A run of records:
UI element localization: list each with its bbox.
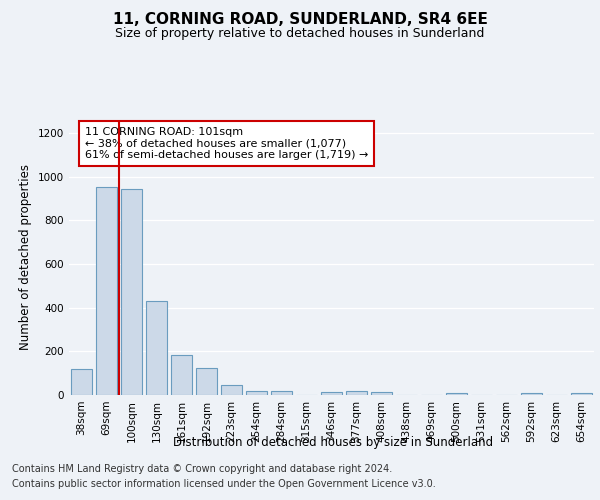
Bar	[521, 394, 542, 395]
Text: Contains HM Land Registry data © Crown copyright and database right 2024.: Contains HM Land Registry data © Crown c…	[12, 464, 392, 474]
Bar	[371, 392, 392, 395]
Text: Distribution of detached houses by size in Sunderland: Distribution of detached houses by size …	[173, 436, 493, 449]
Bar	[571, 394, 592, 395]
Bar	[121, 188, 142, 395]
Bar	[221, 385, 242, 395]
Bar	[196, 368, 217, 395]
Bar	[246, 390, 267, 395]
Y-axis label: Number of detached properties: Number of detached properties	[19, 164, 32, 350]
Bar	[171, 354, 192, 395]
Bar	[321, 392, 342, 395]
Bar	[71, 369, 92, 395]
Bar	[446, 394, 467, 395]
Bar	[346, 390, 367, 395]
Text: 11 CORNING ROAD: 101sqm
← 38% of detached houses are smaller (1,077)
61% of semi: 11 CORNING ROAD: 101sqm ← 38% of detache…	[85, 127, 368, 160]
Bar	[146, 301, 167, 395]
Text: 11, CORNING ROAD, SUNDERLAND, SR4 6EE: 11, CORNING ROAD, SUNDERLAND, SR4 6EE	[113, 12, 487, 28]
Text: Size of property relative to detached houses in Sunderland: Size of property relative to detached ho…	[115, 28, 485, 40]
Bar	[271, 390, 292, 395]
Bar	[96, 186, 117, 395]
Text: Contains public sector information licensed under the Open Government Licence v3: Contains public sector information licen…	[12, 479, 436, 489]
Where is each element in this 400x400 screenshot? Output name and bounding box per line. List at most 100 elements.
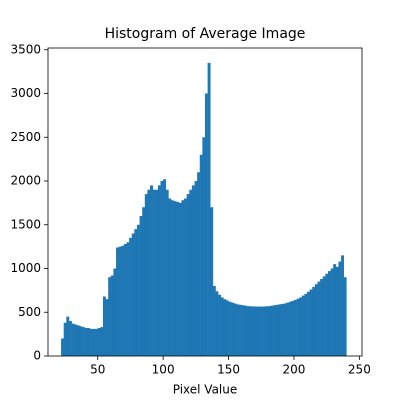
histogram-bar [293, 300, 297, 356]
histogram-bar [317, 281, 321, 356]
histogram-bar [168, 198, 172, 356]
histogram-bar [223, 299, 227, 356]
histogram-bar [163, 179, 167, 356]
histogram-bar [199, 154, 203, 356]
histogram-bar [304, 293, 308, 356]
histogram-bar [207, 62, 211, 356]
x-axis-label: Pixel Value [173, 383, 238, 397]
histogram-bar [97, 328, 101, 356]
histogram-bar [309, 289, 313, 356]
histogram-bar [194, 181, 198, 356]
histogram-bar [129, 237, 133, 356]
histogram-bar [301, 295, 305, 356]
histogram-bar [314, 284, 318, 356]
histogram-bar [286, 302, 290, 356]
histogram-bar [181, 200, 185, 356]
histogram-bar [299, 297, 303, 356]
histogram-bar [225, 300, 229, 356]
histogram-bar [118, 246, 122, 356]
histogram-bar [110, 275, 114, 356]
histogram-bar [325, 273, 329, 356]
y-tick-label: 500 [18, 305, 41, 319]
histogram-bar [228, 301, 232, 356]
histogram-bar [113, 268, 117, 356]
histogram-bar [239, 304, 242, 356]
histogram-bar [262, 306, 266, 356]
histogram-bar [152, 189, 156, 356]
histogram-bar [184, 198, 187, 356]
histogram-bar [100, 327, 104, 356]
histogram-bar [288, 301, 292, 356]
histogram-bar [335, 266, 339, 356]
y-tick-label: 2000 [10, 174, 41, 188]
histogram-bar [155, 189, 159, 356]
histogram-bar [105, 299, 109, 356]
histogram-bar [330, 268, 334, 356]
histogram-bar [267, 306, 271, 356]
histogram-bar [212, 286, 216, 356]
histogram-bar [231, 302, 235, 356]
histogram-bar [176, 202, 180, 356]
y-tick-label: 2500 [10, 130, 41, 144]
histogram-bar [165, 189, 169, 356]
histogram-bar [123, 244, 127, 356]
histogram-bar [278, 304, 282, 356]
histogram-bar [210, 207, 214, 356]
histogram-bar [68, 321, 72, 356]
histogram-bar [249, 306, 253, 356]
histogram-bar [84, 328, 88, 356]
histogram-bar [102, 296, 106, 356]
histogram-bar [244, 305, 248, 356]
histogram-bar [178, 202, 182, 356]
histogram-bar [265, 306, 269, 356]
histogram-bar [343, 277, 347, 356]
histogram-bar [82, 327, 85, 356]
histogram-bar [66, 316, 70, 356]
histogram-bar [157, 185, 161, 356]
y-tick-label: 1500 [10, 217, 41, 231]
histogram-bar [170, 200, 174, 356]
histogram-bar [79, 326, 83, 356]
histogram-bar [341, 255, 344, 356]
histogram-bar [121, 245, 125, 356]
y-tick-label: 0 [33, 349, 41, 363]
histogram-bar [338, 261, 342, 356]
histogram-bar [220, 297, 224, 356]
histogram-bar [322, 276, 326, 356]
histogram-bar [254, 306, 258, 356]
histogram-bar [116, 247, 119, 356]
histogram-bar [186, 194, 190, 356]
histogram-bar [197, 172, 201, 356]
histogram-bar [257, 306, 261, 356]
histogram-bar [131, 233, 135, 356]
x-tick-label: 250 [348, 363, 371, 377]
chart-title: Histogram of Average Image [105, 26, 306, 42]
histogram-bar [189, 189, 193, 356]
histogram-bar [136, 224, 140, 356]
histogram-bar [87, 328, 91, 356]
x-tick-label: 50 [90, 363, 105, 377]
histogram-bar [89, 328, 93, 356]
histogram-bar [108, 277, 112, 356]
y-tick-label: 3500 [10, 42, 41, 56]
x-tick-label: 200 [283, 363, 306, 377]
histogram-bar [144, 194, 148, 356]
histogram-bar [273, 305, 276, 356]
histogram-bar [134, 229, 138, 356]
histogram-bar [218, 294, 221, 356]
histogram-bar [173, 201, 177, 356]
histogram-bar [312, 286, 316, 356]
histogram-bar [233, 303, 237, 356]
histogram-bar [333, 264, 337, 356]
histogram-bar [95, 328, 99, 356]
histogram-bar [291, 300, 295, 356]
histogram-bar [275, 304, 279, 356]
histogram-bar [126, 242, 130, 356]
histogram-bar [283, 303, 287, 356]
histogram-bar [205, 93, 208, 356]
histogram-bar [74, 324, 78, 356]
plot-frame [47, 47, 363, 357]
histogram-bar [327, 271, 331, 356]
histogram-bar [71, 323, 75, 356]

WHAT IS EXPECTED:
Update the lines from the one containing "histogram-bar [293, 300, 297, 356]" through the one containing "histogram-bar [286, 302, 290, 356]", inclusive, so that each "histogram-bar" becomes "bar" and nothing else changes. Return only those lines.

WRITTEN RESPONSE:
bar [293, 300, 297, 356]
bar [317, 281, 321, 356]
bar [168, 198, 172, 356]
bar [223, 299, 227, 356]
bar [163, 179, 167, 356]
bar [199, 154, 203, 356]
bar [304, 293, 308, 356]
bar [207, 62, 211, 356]
x-axis-label: Pixel Value [173, 383, 238, 397]
bar [97, 328, 101, 356]
bar [309, 289, 313, 356]
bar [194, 181, 198, 356]
bar [129, 237, 133, 356]
bar [301, 295, 305, 356]
bar [314, 284, 318, 356]
bar [286, 302, 290, 356]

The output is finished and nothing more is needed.